- **TASK BRIEF**: Scan the listing below. Report each line that includes "Přidat".

- **INPUT ROWS**:

____

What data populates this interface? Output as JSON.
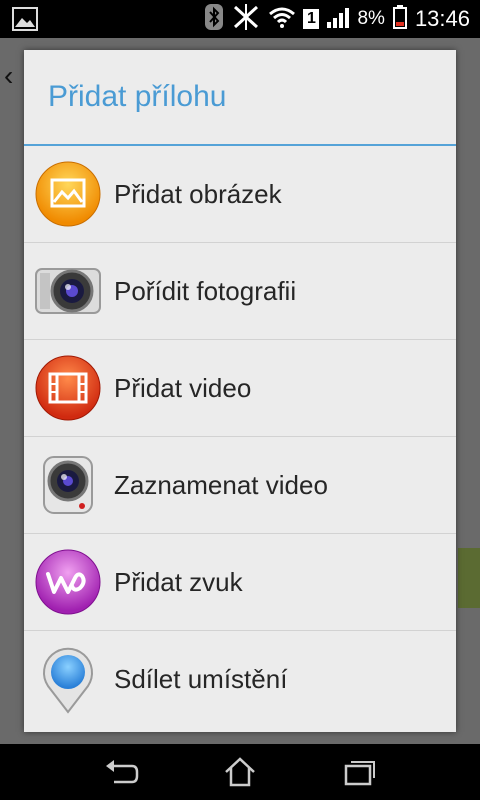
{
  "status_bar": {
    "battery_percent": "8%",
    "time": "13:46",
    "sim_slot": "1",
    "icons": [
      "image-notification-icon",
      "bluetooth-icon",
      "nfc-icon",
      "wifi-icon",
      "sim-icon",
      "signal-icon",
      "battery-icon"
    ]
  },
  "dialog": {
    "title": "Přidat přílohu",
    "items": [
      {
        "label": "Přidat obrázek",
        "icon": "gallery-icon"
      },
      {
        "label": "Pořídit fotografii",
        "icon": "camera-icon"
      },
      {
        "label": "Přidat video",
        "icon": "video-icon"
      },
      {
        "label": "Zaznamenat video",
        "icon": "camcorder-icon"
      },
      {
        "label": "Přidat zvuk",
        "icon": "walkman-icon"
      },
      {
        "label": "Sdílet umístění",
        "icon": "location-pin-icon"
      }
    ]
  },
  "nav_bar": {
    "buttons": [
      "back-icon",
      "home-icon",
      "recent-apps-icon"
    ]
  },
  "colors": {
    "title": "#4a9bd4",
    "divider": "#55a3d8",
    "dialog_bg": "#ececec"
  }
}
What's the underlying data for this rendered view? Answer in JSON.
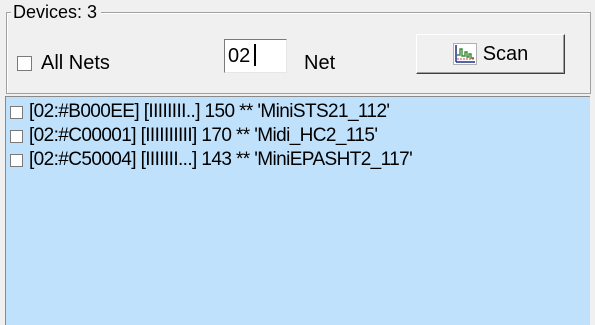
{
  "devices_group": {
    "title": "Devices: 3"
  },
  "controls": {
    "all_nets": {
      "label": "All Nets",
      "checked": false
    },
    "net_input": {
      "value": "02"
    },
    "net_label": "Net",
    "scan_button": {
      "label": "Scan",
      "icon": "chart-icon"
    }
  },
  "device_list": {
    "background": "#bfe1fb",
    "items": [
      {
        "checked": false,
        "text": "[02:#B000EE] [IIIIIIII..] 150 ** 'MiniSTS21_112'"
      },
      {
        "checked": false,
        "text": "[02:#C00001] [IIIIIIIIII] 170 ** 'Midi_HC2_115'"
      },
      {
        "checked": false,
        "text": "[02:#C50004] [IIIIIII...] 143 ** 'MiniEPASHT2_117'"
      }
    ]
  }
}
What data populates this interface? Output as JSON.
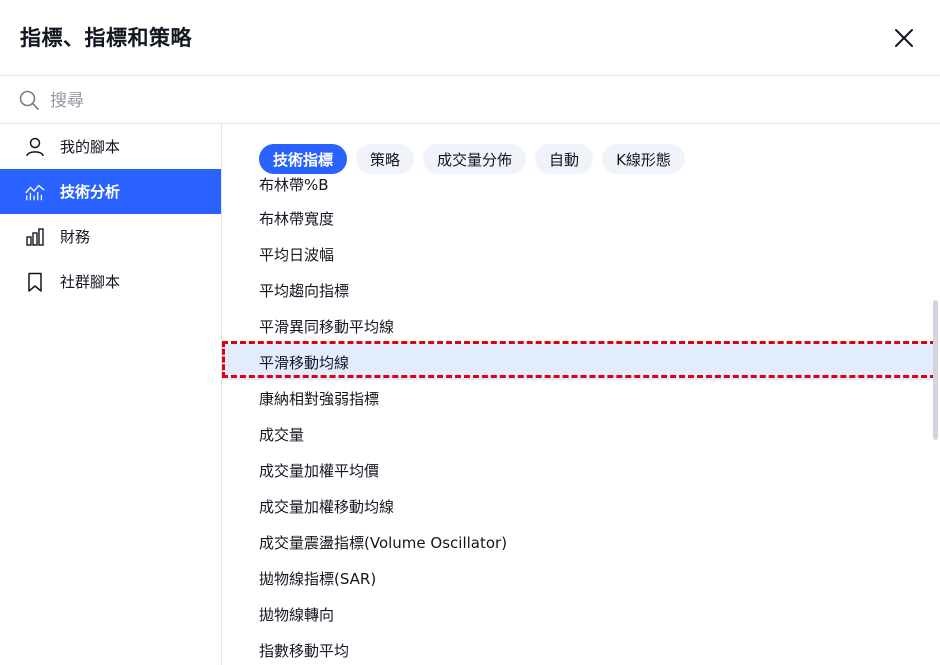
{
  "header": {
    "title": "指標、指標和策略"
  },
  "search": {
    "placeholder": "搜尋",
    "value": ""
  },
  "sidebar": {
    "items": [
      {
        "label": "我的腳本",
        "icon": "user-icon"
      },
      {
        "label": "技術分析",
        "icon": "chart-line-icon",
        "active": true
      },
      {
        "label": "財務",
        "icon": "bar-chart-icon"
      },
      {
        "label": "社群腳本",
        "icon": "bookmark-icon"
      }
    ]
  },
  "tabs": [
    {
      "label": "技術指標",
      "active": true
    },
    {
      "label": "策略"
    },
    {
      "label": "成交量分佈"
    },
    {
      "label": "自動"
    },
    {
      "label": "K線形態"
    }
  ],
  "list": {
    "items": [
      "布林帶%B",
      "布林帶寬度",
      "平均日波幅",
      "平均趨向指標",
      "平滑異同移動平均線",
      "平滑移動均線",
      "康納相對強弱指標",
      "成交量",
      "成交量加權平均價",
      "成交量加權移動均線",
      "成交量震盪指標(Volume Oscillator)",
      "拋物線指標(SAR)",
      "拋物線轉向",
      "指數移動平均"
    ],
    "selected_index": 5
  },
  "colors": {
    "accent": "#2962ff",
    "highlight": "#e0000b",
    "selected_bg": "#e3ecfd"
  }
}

____

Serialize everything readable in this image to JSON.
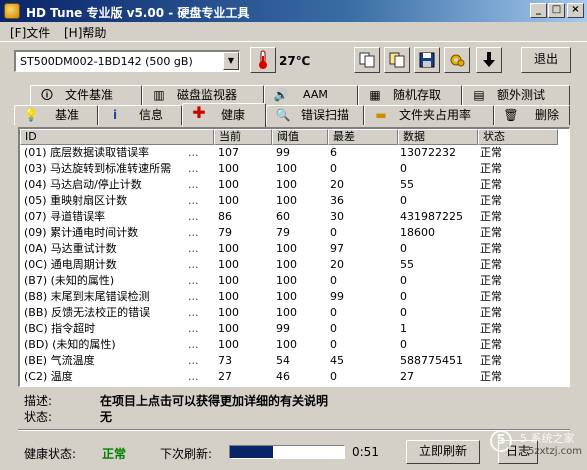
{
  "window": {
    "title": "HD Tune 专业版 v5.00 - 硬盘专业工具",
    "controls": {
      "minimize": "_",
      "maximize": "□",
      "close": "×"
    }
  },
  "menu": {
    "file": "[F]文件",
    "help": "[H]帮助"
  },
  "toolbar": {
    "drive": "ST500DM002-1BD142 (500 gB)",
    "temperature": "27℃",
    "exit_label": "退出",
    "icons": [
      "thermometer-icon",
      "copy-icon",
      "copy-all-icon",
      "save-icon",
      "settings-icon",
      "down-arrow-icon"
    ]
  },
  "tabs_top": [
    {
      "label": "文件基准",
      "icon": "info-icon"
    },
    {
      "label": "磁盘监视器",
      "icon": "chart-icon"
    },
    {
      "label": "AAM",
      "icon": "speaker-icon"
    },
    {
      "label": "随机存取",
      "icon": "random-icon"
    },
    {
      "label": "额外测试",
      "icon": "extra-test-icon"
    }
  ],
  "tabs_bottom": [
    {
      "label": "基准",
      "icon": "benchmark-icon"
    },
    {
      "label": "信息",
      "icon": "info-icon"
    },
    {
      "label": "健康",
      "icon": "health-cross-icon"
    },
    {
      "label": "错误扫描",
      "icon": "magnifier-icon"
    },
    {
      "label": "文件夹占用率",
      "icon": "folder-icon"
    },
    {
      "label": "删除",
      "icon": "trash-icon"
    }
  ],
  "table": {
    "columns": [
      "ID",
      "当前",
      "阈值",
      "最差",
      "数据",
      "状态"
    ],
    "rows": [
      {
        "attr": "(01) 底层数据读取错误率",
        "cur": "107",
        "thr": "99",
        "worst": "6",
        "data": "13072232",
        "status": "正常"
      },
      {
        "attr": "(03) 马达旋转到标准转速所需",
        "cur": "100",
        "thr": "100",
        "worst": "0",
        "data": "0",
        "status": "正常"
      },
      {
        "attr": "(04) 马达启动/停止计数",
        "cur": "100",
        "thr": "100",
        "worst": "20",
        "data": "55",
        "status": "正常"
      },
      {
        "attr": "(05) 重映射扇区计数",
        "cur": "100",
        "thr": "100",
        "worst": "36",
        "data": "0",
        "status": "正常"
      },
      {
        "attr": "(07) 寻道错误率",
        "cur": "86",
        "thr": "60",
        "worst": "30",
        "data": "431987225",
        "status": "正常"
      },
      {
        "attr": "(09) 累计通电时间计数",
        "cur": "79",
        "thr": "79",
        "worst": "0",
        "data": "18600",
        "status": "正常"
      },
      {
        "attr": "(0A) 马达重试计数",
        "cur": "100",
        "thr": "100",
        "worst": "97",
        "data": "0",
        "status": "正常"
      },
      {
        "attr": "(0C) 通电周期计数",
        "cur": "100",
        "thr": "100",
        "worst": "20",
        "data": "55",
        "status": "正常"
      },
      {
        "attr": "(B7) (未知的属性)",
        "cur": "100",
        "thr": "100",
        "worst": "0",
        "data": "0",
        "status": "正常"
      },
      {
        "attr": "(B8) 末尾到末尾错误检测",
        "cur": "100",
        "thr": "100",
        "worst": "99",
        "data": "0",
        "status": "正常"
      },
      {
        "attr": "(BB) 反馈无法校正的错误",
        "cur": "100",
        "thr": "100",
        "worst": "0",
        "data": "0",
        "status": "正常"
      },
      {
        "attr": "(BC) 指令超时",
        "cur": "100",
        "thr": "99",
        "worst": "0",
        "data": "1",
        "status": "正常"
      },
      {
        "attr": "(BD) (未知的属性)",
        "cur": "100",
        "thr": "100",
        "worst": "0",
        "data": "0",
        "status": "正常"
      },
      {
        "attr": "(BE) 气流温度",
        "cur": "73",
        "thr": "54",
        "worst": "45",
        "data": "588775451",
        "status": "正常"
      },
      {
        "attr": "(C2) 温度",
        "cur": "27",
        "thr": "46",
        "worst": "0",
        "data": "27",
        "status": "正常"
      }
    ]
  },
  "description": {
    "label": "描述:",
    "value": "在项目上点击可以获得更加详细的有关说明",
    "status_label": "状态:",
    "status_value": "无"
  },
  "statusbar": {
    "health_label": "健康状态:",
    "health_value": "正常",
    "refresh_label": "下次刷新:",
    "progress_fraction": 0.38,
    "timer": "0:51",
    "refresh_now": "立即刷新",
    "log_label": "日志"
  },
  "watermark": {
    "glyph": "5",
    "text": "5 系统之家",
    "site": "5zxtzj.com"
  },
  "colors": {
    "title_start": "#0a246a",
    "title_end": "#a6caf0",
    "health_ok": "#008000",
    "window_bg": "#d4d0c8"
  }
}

____

- **SOLUTION BELOW**:
    "title": "Přidat přílohu",
        "label": "Přidat obrázek",
        "label": "Přidat video",
        "label": "Přidat zvuk",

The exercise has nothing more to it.